Sans vraiment savoir si quelque chose a été convenu entre Alain Juppé et François Bayrou, les sarkozystes agitent le fait que les députés LR n’auront pas la majorité absolue dans la future Assemblée en cas de victoire du maire de Bordeaux – c’est-à-dire 289 députés. Dans ce cas très hypothétique, les troupes centristes pourraient constituer une minorité de blocage qui affadirait le programme.
4- En toile de fond, le ralliement de Bayrou à Hollande en 2012 « Alain Juppé construit une majorité pour remporter la primaire mais il sera ensuite prisonnier de François Bayrou », estime Christian Jacob, soutien de Nicolas Sarkozy et président du groupe Les Républicains (LR) à l’Assemblée nationale. « Moi, je suis plutôt en accord avec le programme d’Alain Juppé. Mais quel sera son Fessenheim ? », s’interroge Gérald Darmanin en référence à l’accord entre François Hollande et les écologistes. « Ils inventent des sujets qui n’existent pas et cela prouve une forme de panique », répond Benoist Apparu, porte-parole de M. Juppé.

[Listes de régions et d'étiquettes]
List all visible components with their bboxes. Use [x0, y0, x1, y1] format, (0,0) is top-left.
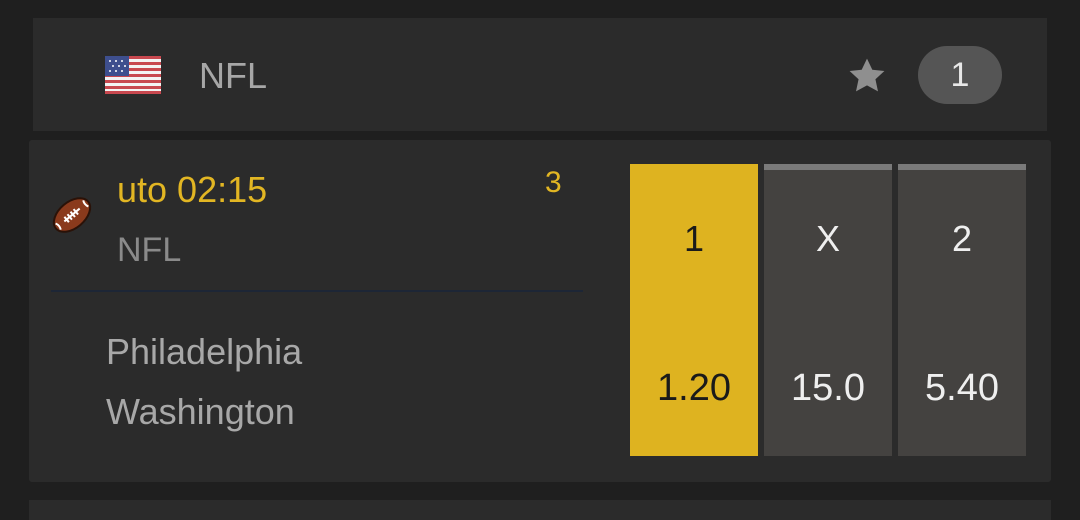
- markets-count[interactable]: 3: [545, 166, 562, 200]
- american-football-icon: [52, 197, 92, 233]
- league-header[interactable]: NFL 1: [33, 18, 1047, 131]
- star-icon[interactable]: [845, 54, 889, 98]
- event-time: uto 02:15: [117, 169, 268, 210]
- away-team: Washington: [106, 391, 295, 432]
- home-team: Philadelphia: [106, 331, 303, 372]
- odds-price: 1.20: [657, 367, 731, 409]
- divider: [51, 290, 583, 292]
- odds-label: 1: [683, 218, 705, 259]
- event-league: NFL: [117, 231, 182, 269]
- event-count-badge: 1: [918, 46, 1002, 104]
- odds-label: X: [815, 218, 840, 259]
- us-flag-icon: [105, 56, 161, 94]
- odds-button-draw[interactable]: X 15.0: [764, 164, 892, 456]
- odds-label: 2: [951, 218, 973, 259]
- odds-top-bar: [764, 164, 892, 170]
- odds-top-bar: [898, 164, 1026, 170]
- odds-button-home[interactable]: 1 1.20: [630, 164, 758, 456]
- odds-price: 15.0: [791, 367, 865, 409]
- odds-price: 5.40: [925, 367, 999, 409]
- league-title: NFL: [199, 55, 268, 96]
- event-card[interactable]: uto 02:15 3 NFL Philadelphia Washington …: [29, 140, 1051, 482]
- next-event-card[interactable]: [29, 500, 1051, 520]
- odds-button-away[interactable]: 2 5.40: [898, 164, 1026, 456]
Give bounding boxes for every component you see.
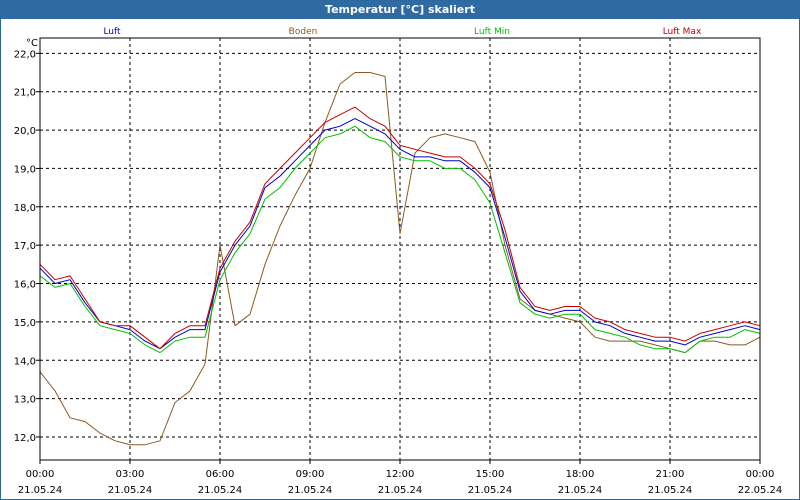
legend-label-luft-max: Luft Max (663, 27, 702, 37)
legend-label-luft-min: Luft Min (474, 27, 510, 37)
line-chart: 12,0 13,0 14,0 15,0 16,0 17,0 18,0 19,0 20,0 21,0… (14, 27, 783, 496)
y-tick-label: 15,0 (14, 318, 36, 329)
x-tick-time: 18:00 (566, 469, 595, 480)
x-tick-time: 03:00 (116, 469, 145, 480)
x-tick-date: 21.05.24 (378, 485, 423, 496)
tick-labels: 12,0 13,0 14,0 15,0 16,0 17,0 18,0 19,0 20,0 21,0… (14, 49, 783, 496)
y-tick-label: 21,0 (14, 88, 36, 99)
legend-label-boden: Boden (289, 27, 318, 37)
y-tick-label: 20,0 (14, 126, 36, 137)
y-tick-label: 18,0 (14, 203, 36, 214)
y-tick-label: 22,0 (14, 49, 36, 60)
x-tick-time: 15:00 (476, 469, 505, 480)
y-tick-label: 13,0 (14, 395, 36, 406)
y-tick-label: 14,0 (14, 356, 36, 367)
x-tick-date: 21.05.24 (648, 485, 693, 496)
series-line-luft-max (39, 106, 761, 350)
x-tick-date: 22.05.24 (738, 485, 783, 496)
x-tick-time: 21:00 (656, 469, 685, 480)
x-tick-date: 21.05.24 (288, 485, 333, 496)
x-tick-time: 12:00 (386, 469, 415, 480)
grid-lines (39, 38, 761, 460)
y-tick-label: 12,0 (14, 433, 36, 444)
x-tick-time: 09:00 (296, 469, 325, 480)
legend-label-luft: Luft (103, 27, 121, 37)
y-axis-label: °C (26, 38, 38, 49)
x-tick-date: 21.05.24 (558, 485, 603, 496)
y-tick-label: 16,0 (14, 280, 36, 291)
x-tick-date: 21.05.24 (108, 485, 153, 496)
legend: Luft Boden Luft Min Luft Max (103, 27, 702, 37)
x-tick-time: 06:00 (206, 469, 235, 480)
y-tick-label: 19,0 (14, 164, 36, 175)
x-tick-time: 00:00 (26, 469, 55, 480)
axes (36, 37, 761, 464)
x-tick-date: 21.05.24 (198, 485, 243, 496)
x-tick-date: 21.05.24 (18, 485, 63, 496)
y-tick-label: 17,0 (14, 241, 36, 252)
x-tick-time: 00:00 (746, 469, 775, 480)
x-tick-date: 21.05.24 (468, 485, 513, 496)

▸ Objectif de l'exercice: Poursuivez, s'il vous plaît, le texte sur Alain Juppé et François Bayrou à la suite de sa dernière phrase.

▸ Réponse attendue:
Nicolas Sarkozy voit aussi dans cette séquence une façon de mobiliser le cœur de la droite qui n’a jamais pardonné à M. Bayrou son vote de 2012. Difficile par contre de savoir à quel point cela peut lui permettre d’élargir au-delà de son électorat pour enfin inverser sa courbe dans les sondages. Encore une fois, il prend le risque de ne charmer que ceux qui sont déjà convaincus. Et dans cette campagne où il aurait tant besoin de se réinventer, d’incarner l’avenir, l’affrontement avec le président du MoDem, inusable procureur du sarkozysme, le ramène à une époque passée. Et à son insatiable soif de revanche par rapport aux « trahisons » de 2012.